Your objective
Copy out lines with the word "dumplings" from the material that follows.

(Dataset items)
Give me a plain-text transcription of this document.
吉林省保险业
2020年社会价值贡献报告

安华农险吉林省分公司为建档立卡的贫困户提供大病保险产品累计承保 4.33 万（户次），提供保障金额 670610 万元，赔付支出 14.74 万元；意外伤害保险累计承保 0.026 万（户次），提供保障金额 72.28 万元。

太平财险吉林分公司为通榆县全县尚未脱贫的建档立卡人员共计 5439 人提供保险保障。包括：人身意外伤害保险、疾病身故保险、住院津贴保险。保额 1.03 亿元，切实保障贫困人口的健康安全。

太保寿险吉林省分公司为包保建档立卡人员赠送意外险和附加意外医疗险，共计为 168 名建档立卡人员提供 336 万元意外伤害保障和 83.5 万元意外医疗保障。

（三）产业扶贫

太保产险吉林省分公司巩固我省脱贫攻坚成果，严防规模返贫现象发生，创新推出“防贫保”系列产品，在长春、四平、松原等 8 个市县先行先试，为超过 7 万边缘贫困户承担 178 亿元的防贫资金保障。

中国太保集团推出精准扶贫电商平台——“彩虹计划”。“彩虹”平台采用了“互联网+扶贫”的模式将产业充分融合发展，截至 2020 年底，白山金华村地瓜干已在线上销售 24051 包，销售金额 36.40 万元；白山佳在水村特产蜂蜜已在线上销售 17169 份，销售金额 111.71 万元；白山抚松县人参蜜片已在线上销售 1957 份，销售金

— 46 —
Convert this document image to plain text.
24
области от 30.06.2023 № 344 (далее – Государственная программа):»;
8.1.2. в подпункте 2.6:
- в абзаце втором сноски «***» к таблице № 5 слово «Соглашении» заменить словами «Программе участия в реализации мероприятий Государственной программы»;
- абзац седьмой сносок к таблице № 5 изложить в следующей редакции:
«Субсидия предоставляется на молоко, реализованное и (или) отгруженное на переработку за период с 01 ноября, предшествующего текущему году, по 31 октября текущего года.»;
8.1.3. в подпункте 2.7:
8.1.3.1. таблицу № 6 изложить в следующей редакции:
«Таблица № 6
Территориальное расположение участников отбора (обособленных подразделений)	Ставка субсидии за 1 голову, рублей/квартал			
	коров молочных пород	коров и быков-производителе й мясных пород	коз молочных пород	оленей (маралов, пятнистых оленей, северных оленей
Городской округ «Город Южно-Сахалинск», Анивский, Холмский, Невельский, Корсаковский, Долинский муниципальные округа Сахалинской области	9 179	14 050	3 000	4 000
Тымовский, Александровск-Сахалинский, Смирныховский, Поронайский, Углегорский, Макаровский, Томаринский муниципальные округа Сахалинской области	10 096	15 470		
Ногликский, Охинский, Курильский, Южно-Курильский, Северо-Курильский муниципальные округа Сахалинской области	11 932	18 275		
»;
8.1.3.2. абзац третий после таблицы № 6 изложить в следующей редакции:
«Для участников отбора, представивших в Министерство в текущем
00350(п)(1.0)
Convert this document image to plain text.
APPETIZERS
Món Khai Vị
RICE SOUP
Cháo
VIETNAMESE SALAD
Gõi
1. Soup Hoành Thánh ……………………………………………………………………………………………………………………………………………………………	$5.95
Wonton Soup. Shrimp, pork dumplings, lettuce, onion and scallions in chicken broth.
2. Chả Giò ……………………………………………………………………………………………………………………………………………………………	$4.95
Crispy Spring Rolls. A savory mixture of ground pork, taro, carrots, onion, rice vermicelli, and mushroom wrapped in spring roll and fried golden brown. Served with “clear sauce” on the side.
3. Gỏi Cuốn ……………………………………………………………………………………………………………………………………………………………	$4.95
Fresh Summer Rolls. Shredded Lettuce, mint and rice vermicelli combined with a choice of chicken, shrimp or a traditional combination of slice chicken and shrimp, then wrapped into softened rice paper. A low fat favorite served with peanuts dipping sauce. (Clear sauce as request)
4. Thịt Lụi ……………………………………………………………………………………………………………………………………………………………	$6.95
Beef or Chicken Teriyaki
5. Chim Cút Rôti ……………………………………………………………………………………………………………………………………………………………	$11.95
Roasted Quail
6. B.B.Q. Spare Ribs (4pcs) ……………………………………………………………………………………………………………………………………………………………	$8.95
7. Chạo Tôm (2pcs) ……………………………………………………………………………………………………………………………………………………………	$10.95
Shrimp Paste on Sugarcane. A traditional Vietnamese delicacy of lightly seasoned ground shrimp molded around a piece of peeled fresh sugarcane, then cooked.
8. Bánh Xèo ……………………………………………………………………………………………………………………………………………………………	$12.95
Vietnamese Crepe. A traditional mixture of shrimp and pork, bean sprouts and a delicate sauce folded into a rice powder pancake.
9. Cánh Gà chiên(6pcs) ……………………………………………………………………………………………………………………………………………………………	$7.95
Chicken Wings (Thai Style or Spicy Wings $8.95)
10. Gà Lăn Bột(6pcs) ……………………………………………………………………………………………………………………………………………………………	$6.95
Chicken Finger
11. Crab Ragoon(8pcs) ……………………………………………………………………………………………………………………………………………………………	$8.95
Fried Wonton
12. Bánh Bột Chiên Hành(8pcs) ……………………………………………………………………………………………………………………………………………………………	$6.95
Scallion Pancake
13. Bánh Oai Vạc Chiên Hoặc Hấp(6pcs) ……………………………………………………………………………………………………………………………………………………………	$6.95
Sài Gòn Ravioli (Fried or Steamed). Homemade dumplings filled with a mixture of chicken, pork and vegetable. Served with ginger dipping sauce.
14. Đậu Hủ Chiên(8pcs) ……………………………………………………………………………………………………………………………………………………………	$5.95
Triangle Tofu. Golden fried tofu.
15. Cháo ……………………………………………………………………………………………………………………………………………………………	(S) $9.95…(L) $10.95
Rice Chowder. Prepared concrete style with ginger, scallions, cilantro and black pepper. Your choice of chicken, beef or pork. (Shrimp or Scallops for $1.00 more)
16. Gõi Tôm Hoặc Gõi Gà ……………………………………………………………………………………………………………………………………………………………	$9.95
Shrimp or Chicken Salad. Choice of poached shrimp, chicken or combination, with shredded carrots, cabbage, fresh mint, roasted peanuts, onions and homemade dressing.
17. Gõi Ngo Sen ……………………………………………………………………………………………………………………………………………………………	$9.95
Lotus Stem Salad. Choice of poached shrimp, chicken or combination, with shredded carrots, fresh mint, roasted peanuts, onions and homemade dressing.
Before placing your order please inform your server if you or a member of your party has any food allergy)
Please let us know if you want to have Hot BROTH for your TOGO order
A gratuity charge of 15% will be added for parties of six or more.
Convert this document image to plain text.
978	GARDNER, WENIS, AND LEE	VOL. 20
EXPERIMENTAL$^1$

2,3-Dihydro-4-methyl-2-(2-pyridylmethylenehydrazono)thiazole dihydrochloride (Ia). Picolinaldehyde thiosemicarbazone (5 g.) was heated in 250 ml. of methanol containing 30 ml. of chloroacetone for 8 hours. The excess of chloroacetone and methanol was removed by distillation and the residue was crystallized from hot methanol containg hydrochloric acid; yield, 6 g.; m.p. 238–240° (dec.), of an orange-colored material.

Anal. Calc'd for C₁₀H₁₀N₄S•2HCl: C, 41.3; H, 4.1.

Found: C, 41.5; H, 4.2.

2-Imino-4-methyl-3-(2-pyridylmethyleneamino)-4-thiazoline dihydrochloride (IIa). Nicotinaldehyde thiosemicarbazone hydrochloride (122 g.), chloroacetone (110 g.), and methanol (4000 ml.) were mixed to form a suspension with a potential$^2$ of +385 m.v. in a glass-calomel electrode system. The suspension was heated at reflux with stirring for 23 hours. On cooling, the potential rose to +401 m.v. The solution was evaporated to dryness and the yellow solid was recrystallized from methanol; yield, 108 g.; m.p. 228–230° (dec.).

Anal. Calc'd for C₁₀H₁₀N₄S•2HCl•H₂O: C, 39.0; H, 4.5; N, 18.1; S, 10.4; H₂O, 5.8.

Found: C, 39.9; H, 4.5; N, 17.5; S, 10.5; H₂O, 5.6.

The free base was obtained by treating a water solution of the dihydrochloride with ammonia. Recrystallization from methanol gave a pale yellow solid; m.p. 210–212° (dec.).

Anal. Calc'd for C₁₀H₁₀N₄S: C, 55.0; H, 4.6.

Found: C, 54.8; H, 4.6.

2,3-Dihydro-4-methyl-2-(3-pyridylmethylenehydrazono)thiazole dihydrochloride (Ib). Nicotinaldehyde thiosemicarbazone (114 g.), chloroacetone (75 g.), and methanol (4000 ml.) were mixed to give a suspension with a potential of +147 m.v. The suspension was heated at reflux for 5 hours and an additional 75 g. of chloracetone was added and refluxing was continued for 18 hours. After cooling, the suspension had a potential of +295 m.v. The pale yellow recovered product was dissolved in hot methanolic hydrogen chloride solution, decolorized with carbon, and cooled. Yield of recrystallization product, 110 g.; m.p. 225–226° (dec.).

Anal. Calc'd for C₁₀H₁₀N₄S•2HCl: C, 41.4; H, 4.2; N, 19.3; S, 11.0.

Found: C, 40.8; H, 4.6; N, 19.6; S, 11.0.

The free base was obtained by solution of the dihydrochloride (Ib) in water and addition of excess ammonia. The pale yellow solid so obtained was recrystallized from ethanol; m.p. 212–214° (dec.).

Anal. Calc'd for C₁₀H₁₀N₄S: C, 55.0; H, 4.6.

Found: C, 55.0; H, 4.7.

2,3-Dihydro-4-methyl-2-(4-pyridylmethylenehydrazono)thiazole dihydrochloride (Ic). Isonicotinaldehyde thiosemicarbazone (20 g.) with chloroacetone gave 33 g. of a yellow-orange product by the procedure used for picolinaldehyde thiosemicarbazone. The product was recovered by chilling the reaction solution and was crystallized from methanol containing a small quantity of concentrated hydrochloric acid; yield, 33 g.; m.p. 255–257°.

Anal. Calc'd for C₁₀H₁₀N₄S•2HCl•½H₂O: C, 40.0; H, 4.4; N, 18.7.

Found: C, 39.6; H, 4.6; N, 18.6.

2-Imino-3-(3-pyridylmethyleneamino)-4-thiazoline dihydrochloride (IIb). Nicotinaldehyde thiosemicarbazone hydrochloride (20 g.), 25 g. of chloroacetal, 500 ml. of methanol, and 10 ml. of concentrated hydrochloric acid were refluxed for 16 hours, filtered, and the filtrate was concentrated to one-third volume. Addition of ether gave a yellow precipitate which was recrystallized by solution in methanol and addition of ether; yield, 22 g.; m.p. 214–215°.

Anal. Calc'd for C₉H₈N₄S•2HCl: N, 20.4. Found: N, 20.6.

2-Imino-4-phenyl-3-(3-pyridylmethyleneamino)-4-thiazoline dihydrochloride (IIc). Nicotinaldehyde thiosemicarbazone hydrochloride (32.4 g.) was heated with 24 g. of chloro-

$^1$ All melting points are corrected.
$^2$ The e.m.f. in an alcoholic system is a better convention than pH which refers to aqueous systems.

Response to the task
Wonton Soup. Shrimp, pork dumplings, lettuce, onion and scallions in chicken broth.
Sài Gòn Ravioli (Fried or Steamed). Homemade dumplings filled with a mixture of chicken, pork and vegetable. Served with ginger dipping sauce.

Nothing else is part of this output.